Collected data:
——

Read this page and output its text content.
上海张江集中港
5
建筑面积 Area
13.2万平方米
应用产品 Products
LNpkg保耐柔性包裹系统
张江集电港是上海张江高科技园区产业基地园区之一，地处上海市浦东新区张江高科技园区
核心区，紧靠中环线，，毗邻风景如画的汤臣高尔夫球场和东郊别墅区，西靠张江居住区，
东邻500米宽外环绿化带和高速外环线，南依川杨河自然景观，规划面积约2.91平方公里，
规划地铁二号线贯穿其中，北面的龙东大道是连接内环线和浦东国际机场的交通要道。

——

Work required = Recopy all the lines exactly as they appear.

Answer in full =
Read this page and output its text content.
上海张江集中港
5
建筑面积 Area
13.2万平方米
应用产品 Products
LNpkg保耐柔性包裹系统
张江集电港是上海张江高科技园区产业基地园区之一，地处上海市浦东新区张江高科技园区
核心区，紧靠中环线，，毗邻风景如画的汤臣高尔夫球场和东郊别墅区，西靠张江居住区，
东邻500米宽外环绿化带和高速外环线，南依川杨河自然景观，规划面积约2.91平方公里，
规划地铁二号线贯穿其中，北面的龙东大道是连接内环线和浦东国际机场的交通要道。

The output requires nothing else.